EXTRAIT D'ENTRETIEN:
((

En quelque sorte, le livre est un témoin de son époque. Toutefois quand je vois les titres des journaux aujourd’hui sur les violences envers les femmes, la place des femmes dans le travail, les femmes qui payent le prix de la crise plus que les hommes, dans les pays dits développés, je constate que ce sont les mêmes titres qu’il y a 30/ 40 ans : « 150 femmes tuées par leur conjoint en 2008 » - « les femmes payent le prix de la crise » - « le salaire des femmes inférieur de 27% à celui des hommes » - « des filières d’étude sans débouchés » et ça dans nos pays dits développés. Donc, oui les choses avancent, mais à pas de tortue.

 

B : Vous étiez enseignante avant d’être journaliste à Libé. Avez-vous vu venir la contestation ?

 

MS : Dans mon lycée à Denain dans le Nord, pays de sidérurgie, où j’étais prof de philo, la contestation c’était moi ! Je l’ai provoquée et portée dès mon arrivée en 1969. A l époque, aller au café avec les élèves ou en faire monter quelques-uns dans ma voiture, c’était le scandale ! Et je fumais en cours. Du coup, toute la classe aussi. Cela en plus des tables disposées en rond, quand les collègues entraient, ils n’étaient pas franchement contents ! Mais,  même si je menais des débats, et c’était difficile de faire parler les élèves, j’étais une prof qui faisait cours. Certains de mes camarades considéraient que préparer au bac ou parler de Platon ou de Kant, c’était transmettre la culture bourgeoise, ce qu’il ne fallait pas faire.  Mais moi qui suis fille d’ouvrier immigré italien, je savais que je devais beaucoup à l’école, aux savoirs et à la connaissance, et que c’est une attitude assez bourgeoise que de refuser aux autres ce qu’on a déjà pour soi, par la famille, la naissance...

))

(Annotations spatiales)
((

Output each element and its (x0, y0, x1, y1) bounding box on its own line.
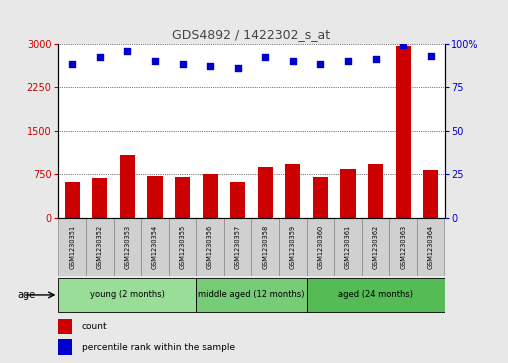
Bar (279, 218, 307, 276)
Text: GSM1230351: GSM1230351 (69, 225, 75, 269)
Bar (147, 176, 163, 218)
Text: GSM1230357: GSM1230357 (235, 225, 241, 269)
Text: GSM1230352: GSM1230352 (97, 225, 103, 269)
Bar (396, 46, 410, 218)
Point (178, 62, 186, 68)
Bar (92, 178, 107, 218)
Bar (251, 218, 279, 276)
Bar (224, 218, 251, 276)
Bar (120, 155, 135, 218)
Bar (203, 174, 217, 218)
Text: GSM1230354: GSM1230354 (152, 225, 158, 269)
Text: middle aged (12 months): middle aged (12 months) (198, 290, 305, 299)
Point (234, 65, 242, 71)
Bar (423, 170, 438, 218)
Text: GSM1230363: GSM1230363 (400, 225, 406, 269)
Text: aged (24 months): aged (24 months) (338, 290, 413, 299)
Point (68, 62, 76, 68)
Bar (196, 218, 224, 276)
Point (316, 62, 325, 68)
Text: GSM1230359: GSM1230359 (290, 225, 296, 269)
Bar (114, 218, 141, 276)
Text: GSM1230358: GSM1230358 (262, 225, 268, 269)
Bar (175, 177, 190, 218)
Bar (65, 182, 80, 218)
Point (261, 54, 269, 60)
Bar (58, 319, 72, 334)
Point (123, 48, 132, 53)
Bar (307, 278, 444, 312)
Text: GSM1230355: GSM1230355 (179, 225, 185, 269)
Bar (58, 339, 72, 355)
Bar (313, 177, 328, 218)
Text: GSM1230362: GSM1230362 (372, 225, 378, 269)
Point (399, 42, 407, 48)
Text: age: age (18, 290, 36, 300)
Bar (362, 218, 389, 276)
Bar (169, 218, 196, 276)
Point (96, 54, 104, 60)
Bar (285, 164, 300, 218)
Title: GDS4892 / 1422302_s_at: GDS4892 / 1422302_s_at (172, 28, 331, 41)
Bar (334, 218, 362, 276)
Text: GSM1230356: GSM1230356 (207, 225, 213, 269)
Point (151, 58, 159, 64)
Point (427, 53, 435, 59)
Text: count: count (82, 322, 107, 331)
Bar (417, 218, 444, 276)
Bar (230, 182, 245, 218)
Bar (141, 218, 169, 276)
Text: GSM1230353: GSM1230353 (124, 225, 131, 269)
Text: percentile rank within the sample: percentile rank within the sample (82, 343, 235, 352)
Point (206, 63, 214, 69)
Bar (307, 218, 334, 276)
Bar (368, 164, 383, 218)
Bar (58, 278, 196, 312)
Text: GSM1230361: GSM1230361 (345, 225, 351, 269)
Bar (340, 169, 356, 218)
Bar (86, 218, 114, 276)
Text: young (2 months): young (2 months) (90, 290, 165, 299)
Bar (389, 218, 417, 276)
Text: GSM1230364: GSM1230364 (428, 225, 434, 269)
Bar (258, 167, 273, 218)
Text: GSM1230360: GSM1230360 (318, 225, 324, 269)
Point (371, 56, 379, 62)
Point (344, 58, 352, 64)
Bar (196, 278, 307, 312)
Bar (58, 218, 86, 276)
Point (289, 58, 297, 64)
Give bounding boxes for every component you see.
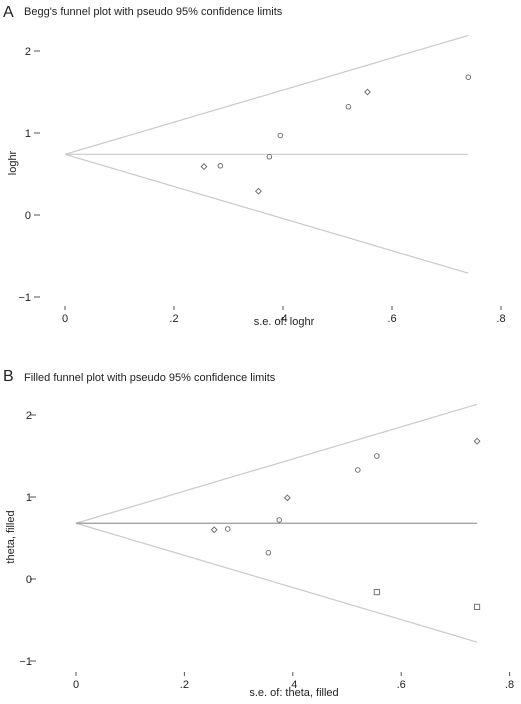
panel-b-y-axis-label: theta, filled: [5, 510, 17, 563]
panel-a-letter: A: [3, 4, 14, 21]
panel-b-x-tick-label: .4: [288, 679, 297, 691]
panel-b-plot-area: 0 .2 .4 .6 .8 −1 0 1 2: [19, 403, 514, 691]
panel-a-plot-area: 0 .2 .4 .6 .8 −1 0 1 2: [18, 34, 506, 325]
panel-b-letter: B: [3, 368, 14, 385]
panel-a: A Begg's funnel plot with pseudo 95% con…: [3, 4, 506, 328]
panel-b-y-tick-label: 2: [26, 410, 32, 422]
panel-b-x-axis-label: s.e. of: theta, filled: [249, 687, 338, 699]
panel-b-study-point: [225, 526, 231, 532]
panel-a-study-point: [255, 187, 262, 195]
panel-a-y-tick-label: −1: [18, 292, 31, 304]
panel-a-title: Begg's funnel plot with pseudo 95% confi…: [24, 6, 283, 18]
panel-a-study-point: [277, 132, 284, 139]
panel-a-study-point: [200, 163, 208, 171]
panel-b-study-point: [210, 526, 218, 534]
panel-a-x-tick-label: .6: [387, 313, 396, 325]
panel-b-study-point: [283, 494, 291, 502]
panel-b-filled-study-point: [373, 589, 380, 596]
panel-a-study-point: [217, 163, 224, 169]
panel-b-y-tick-label: −1: [19, 656, 32, 668]
panel-b-filled-study-point: [474, 603, 481, 610]
panel-a-x-tick-label: .4: [278, 313, 287, 325]
panel-b-title: Filled funnel plot with pseudo 95% confi…: [24, 372, 276, 384]
panel-b: B Filled funnel plot with pseudo 95% con…: [3, 368, 514, 699]
panel-b-upper-limit-line: [75, 403, 478, 524]
panel-b-x-tick-label: .8: [505, 679, 514, 691]
panel-a-x-tick-label: .2: [169, 313, 178, 325]
panel-a-study-point: [364, 88, 371, 96]
panel-a-study-point: [465, 74, 472, 80]
panel-a-upper-limit-line: [64, 34, 469, 155]
panel-b-x-tick-label: .2: [180, 679, 189, 691]
panel-b-study-point: [355, 467, 361, 473]
panel-b-x-tick-label: .6: [397, 679, 406, 691]
panel-a-y-tick-label: 0: [25, 210, 31, 222]
panel-a-x-tick-label: .8: [496, 313, 505, 325]
panel-b-y-tick-label: 1: [26, 492, 32, 504]
panel-a-study-point: [266, 154, 273, 160]
panel-b-study-point: [473, 437, 481, 445]
panel-b-study-point: [276, 517, 283, 523]
panel-a-y-tick-label: 1: [25, 128, 31, 140]
panel-b-x-tick-label: 0: [73, 679, 79, 691]
panel-b-y-tick-label: 0: [26, 574, 32, 586]
panel-a-lower-limit-line: [64, 153, 469, 274]
panel-a-x-axis-label: s.e. of: loghr: [254, 316, 315, 328]
panel-b-study-point: [374, 453, 380, 459]
panel-a-y-tick-label: 2: [25, 46, 31, 58]
panel-a-y-axis-label: loghr: [7, 150, 19, 175]
panel-a-study-point: [345, 104, 352, 110]
panel-b-lower-limit-line: [75, 522, 478, 643]
panel-a-x-tick-label: 0: [62, 313, 68, 325]
panel-b-study-point: [265, 550, 272, 556]
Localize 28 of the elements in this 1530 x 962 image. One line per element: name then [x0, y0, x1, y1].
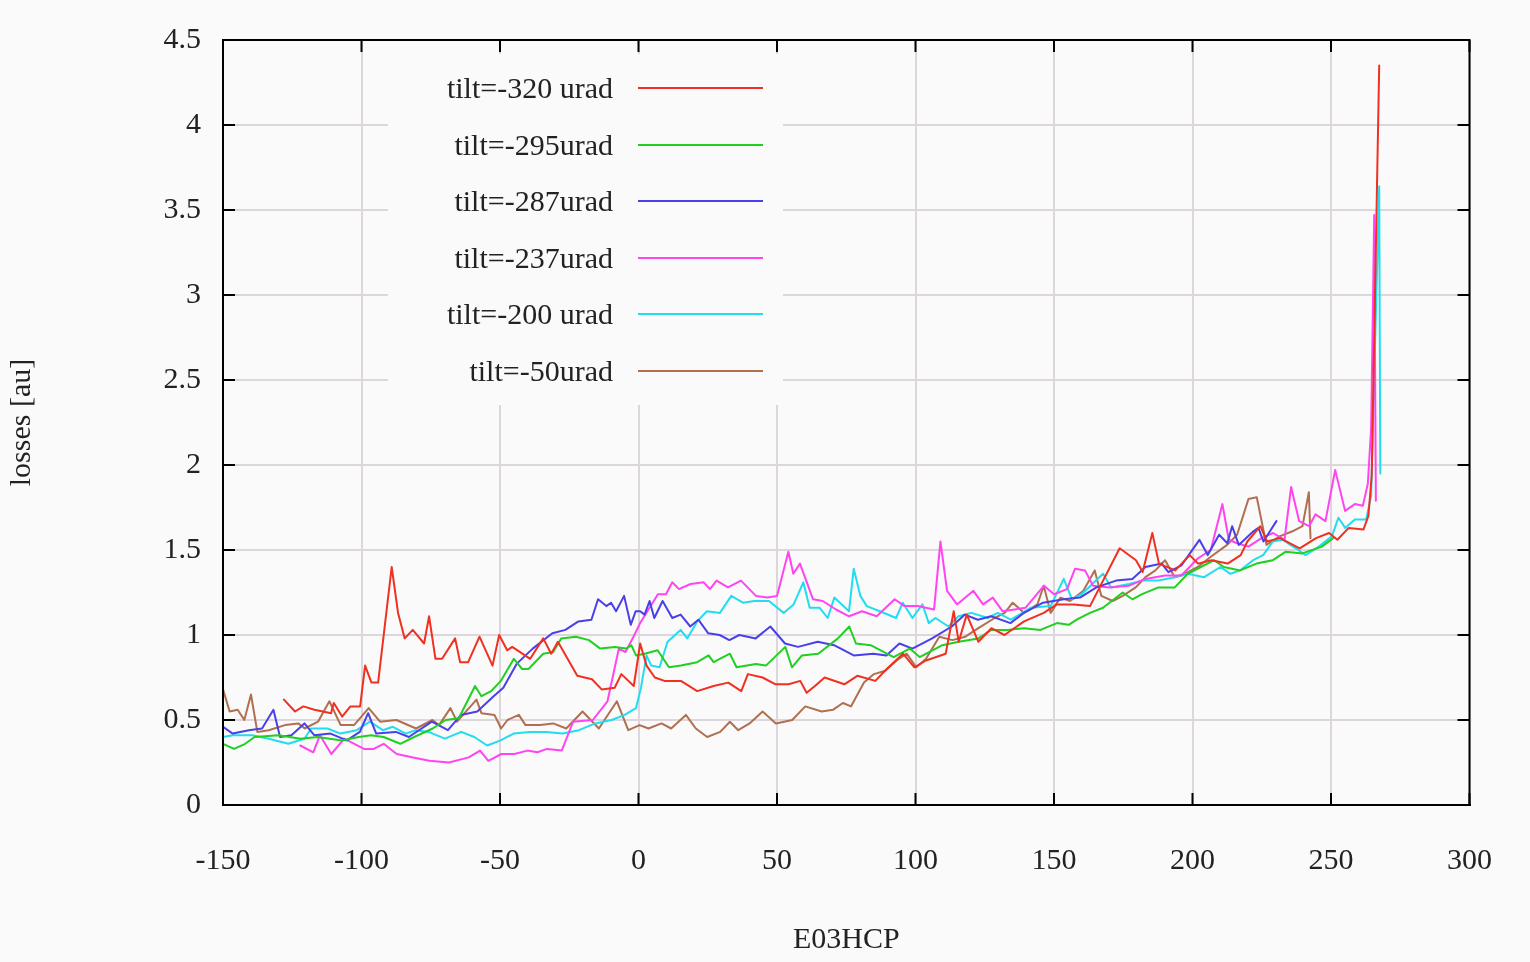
- x-tick-label: 50: [762, 841, 792, 875]
- legend-label: tilt=-287urad: [453, 184, 613, 219]
- y-axis-title: losses [au]: [2, 358, 36, 487]
- legend-label: tilt=-320 urad: [445, 71, 613, 106]
- legend-label: tilt=-295urad: [453, 127, 613, 162]
- x-tick-label: 200: [1170, 841, 1215, 875]
- x-tick-label: 150: [1031, 841, 1077, 875]
- x-tick-label: -100: [334, 841, 389, 875]
- y-tick-label: 4: [186, 105, 201, 139]
- y-tick-label: 0: [186, 785, 201, 819]
- x-axis-title: E03HCP: [792, 920, 900, 954]
- y-tick-label: 2: [186, 445, 201, 479]
- y-tick-label: 1: [186, 615, 201, 649]
- legend-label: tilt=-237urad: [453, 240, 613, 275]
- y-tick-label: 3.5: [163, 190, 201, 224]
- x-tick-label: 0: [631, 841, 646, 875]
- y-tick-label: 3: [186, 275, 201, 309]
- x-tick-label: -150: [195, 841, 251, 875]
- y-tick-label: 4.5: [163, 20, 201, 54]
- legend-label: tilt=-200 urad: [445, 297, 613, 332]
- y-tick-label: 0.5: [163, 700, 201, 734]
- x-tick-label: 300: [1447, 841, 1492, 875]
- x-tick-label: 250: [1308, 841, 1354, 875]
- x-tick-label: -50: [480, 841, 520, 875]
- y-tick-label: 1.5: [163, 530, 201, 564]
- x-tick-label: 100: [893, 841, 938, 875]
- y-tick-label: 2.5: [163, 360, 201, 394]
- legend-label: tilt=-50urad: [468, 353, 613, 388]
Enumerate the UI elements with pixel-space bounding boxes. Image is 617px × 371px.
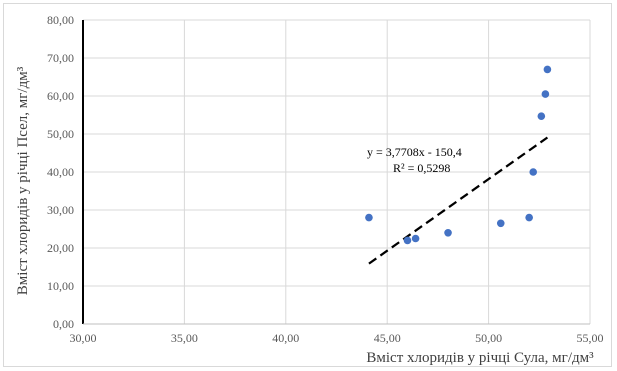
chart-frame — [3, 3, 612, 367]
data-point — [365, 213, 373, 222]
data-point — [496, 219, 505, 228]
x-tick-label: 35,00 — [171, 331, 198, 345]
y-tick-label: 40,00 — [47, 165, 74, 179]
y-tick-label: 20,00 — [47, 241, 74, 255]
y-axis-title: Вміст хлоридів у річці Псел, мг/дм³ — [15, 66, 31, 295]
y-tick-label: 60,00 — [47, 89, 74, 103]
trendline-r-squared: R² = 0,5298 — [393, 161, 450, 175]
data-point — [525, 213, 533, 222]
x-tick-label: 40,00 — [272, 331, 299, 345]
trendline-group — [368, 136, 549, 265]
y-tick-label: 50,00 — [47, 127, 74, 141]
x-tick-label: 45,00 — [374, 331, 401, 345]
data-points — [365, 65, 552, 245]
grid-lines — [83, 19, 591, 324]
y-tick-label: 0,00 — [53, 317, 74, 331]
data-point — [529, 168, 538, 176]
data-point — [444, 229, 452, 237]
data-point — [411, 234, 420, 243]
y-tick-labels: 0,00 10,00 20,00 30,00 40,00 50,00 60,00 70,00 8… — [47, 13, 74, 331]
y-tick-label: 80,00 — [47, 13, 74, 27]
y-tick-label: 10,00 — [47, 279, 74, 293]
y-tick-label: 70,00 — [47, 51, 74, 65]
axes — [82, 20, 590, 325]
data-point — [537, 112, 546, 120]
x-tick-labels: 30,00 35,00 40,00 45,00 50,00 55,00 — [70, 331, 604, 345]
y-tick-label: 30,00 — [47, 203, 74, 217]
x-tick-label: 55,00 — [577, 331, 604, 345]
x-tick-label: 30,00 — [70, 331, 97, 345]
data-point — [543, 65, 552, 74]
trendline — [368, 136, 549, 265]
x-axis-title: Вміст хлоридів у річці Сула, мг/дм³ — [366, 350, 594, 366]
data-point — [403, 236, 412, 245]
trendline-equation: y = 3,7708x - 150,4 — [367, 145, 462, 159]
x-tick-label: 50,00 — [475, 331, 502, 345]
data-point — [541, 90, 550, 98]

))

LISTE DES EXERCICES:
- A) Dans l'entretien sur l'enseignement et la contestation, quelle matière MS enseignait-elle au lycée de Denain ?
- B) Poursuivez l'entretien sur l'enseignement et la contestation après sa dernière phrase.
Le matériel fourni ne sert pas ici.

RÉPONSES PAR EXERCICE:
- A) La philosophie.

- B)
 

B : Comment en êtes-vous arrivée aux combats féministes ?

 

Le premier évènement pour moi c’est le numéro de la revue « Partisans » édité par les éditions Maspero (3) à l’automne 70, « Libération des femmes, année zéro ». J’y retrouve des sentiments, des aspirations, des réflexions qui sont les miennes et je m’aperçois que d’autres femmes, qu’alors je ne connaissais pas, les éprouvent aussi. Je suis très peu allée aux AG des Beaux Arts. Lorsque l’on n’était pas en permanence à Paris, c’était assez difficile de prendre la parole, laquelle était assez souvent monopolisée par les mêmes. Je militais plutôt à Denain avec un groupe du MLAC et à l’Ecole Emancipée. Quand je deviens journaliste à Libération, les choses changent pour moi, car le journal est le porte parole des luttes. Il faut se rappeler qu’à l’époque il n y avait pas internet, et que de toute façon il était hors de question pour les militants de se compromettre avec la presse bourgeoise, et encore moins avec la télé. Libé était donc le lieu où il fallait faire passer des choses.

 

Votre père était ouvrier. Quelle place était réservée aux femmes dans le syndicalisme ?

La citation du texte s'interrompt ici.